Identify and reproduce every line holding the string "Скрытое".

Data entries for graphics
========================================
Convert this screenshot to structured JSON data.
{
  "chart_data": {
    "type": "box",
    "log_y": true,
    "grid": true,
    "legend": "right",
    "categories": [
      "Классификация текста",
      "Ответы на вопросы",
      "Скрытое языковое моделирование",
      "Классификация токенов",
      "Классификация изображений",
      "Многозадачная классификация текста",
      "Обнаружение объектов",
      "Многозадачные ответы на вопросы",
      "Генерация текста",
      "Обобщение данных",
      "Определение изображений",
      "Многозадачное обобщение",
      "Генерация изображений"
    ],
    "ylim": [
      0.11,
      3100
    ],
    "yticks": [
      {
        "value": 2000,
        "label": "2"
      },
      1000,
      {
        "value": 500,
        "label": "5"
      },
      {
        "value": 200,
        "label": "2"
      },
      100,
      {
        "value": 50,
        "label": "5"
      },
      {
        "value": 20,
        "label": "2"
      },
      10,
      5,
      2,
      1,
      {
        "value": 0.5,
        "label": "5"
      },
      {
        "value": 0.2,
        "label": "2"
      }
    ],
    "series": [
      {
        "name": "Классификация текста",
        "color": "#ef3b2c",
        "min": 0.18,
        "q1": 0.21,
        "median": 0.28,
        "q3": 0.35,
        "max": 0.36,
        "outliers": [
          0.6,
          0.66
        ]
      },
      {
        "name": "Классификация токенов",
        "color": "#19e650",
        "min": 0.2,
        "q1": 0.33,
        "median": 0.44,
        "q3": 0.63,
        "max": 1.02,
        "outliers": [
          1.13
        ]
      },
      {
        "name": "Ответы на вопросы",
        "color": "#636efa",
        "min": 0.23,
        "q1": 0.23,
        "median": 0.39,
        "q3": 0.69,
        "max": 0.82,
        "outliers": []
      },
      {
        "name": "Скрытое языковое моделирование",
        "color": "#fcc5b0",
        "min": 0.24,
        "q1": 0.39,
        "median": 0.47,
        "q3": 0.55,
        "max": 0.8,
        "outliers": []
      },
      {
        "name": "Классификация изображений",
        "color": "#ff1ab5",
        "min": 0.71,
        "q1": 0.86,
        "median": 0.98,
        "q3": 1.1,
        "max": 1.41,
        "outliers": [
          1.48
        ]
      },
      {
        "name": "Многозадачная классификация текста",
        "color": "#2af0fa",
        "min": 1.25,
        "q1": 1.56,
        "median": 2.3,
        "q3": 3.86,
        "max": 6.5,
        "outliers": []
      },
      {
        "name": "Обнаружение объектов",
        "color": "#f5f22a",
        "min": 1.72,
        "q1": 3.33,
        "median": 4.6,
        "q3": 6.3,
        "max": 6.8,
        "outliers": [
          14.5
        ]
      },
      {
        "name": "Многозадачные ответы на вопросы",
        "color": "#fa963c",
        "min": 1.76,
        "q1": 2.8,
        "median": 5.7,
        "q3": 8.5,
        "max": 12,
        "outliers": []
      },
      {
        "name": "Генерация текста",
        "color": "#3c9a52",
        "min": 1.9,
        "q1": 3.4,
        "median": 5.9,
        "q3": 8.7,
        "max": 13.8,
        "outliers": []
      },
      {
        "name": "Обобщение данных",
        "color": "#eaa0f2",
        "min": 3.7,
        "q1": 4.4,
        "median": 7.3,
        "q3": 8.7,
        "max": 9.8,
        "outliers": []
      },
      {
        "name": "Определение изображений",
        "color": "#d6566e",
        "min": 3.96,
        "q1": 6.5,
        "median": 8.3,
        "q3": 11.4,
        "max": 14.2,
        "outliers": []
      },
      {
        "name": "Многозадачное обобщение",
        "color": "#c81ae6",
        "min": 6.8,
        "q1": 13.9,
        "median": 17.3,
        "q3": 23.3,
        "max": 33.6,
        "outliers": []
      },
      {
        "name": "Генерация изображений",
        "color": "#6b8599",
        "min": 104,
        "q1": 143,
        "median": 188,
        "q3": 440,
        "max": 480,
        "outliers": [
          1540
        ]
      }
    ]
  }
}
========================================
> **FINISHED EXERCISE**:
      "Скрытое языковое моделирование",
        "name": "Скрытое языковое моделирование",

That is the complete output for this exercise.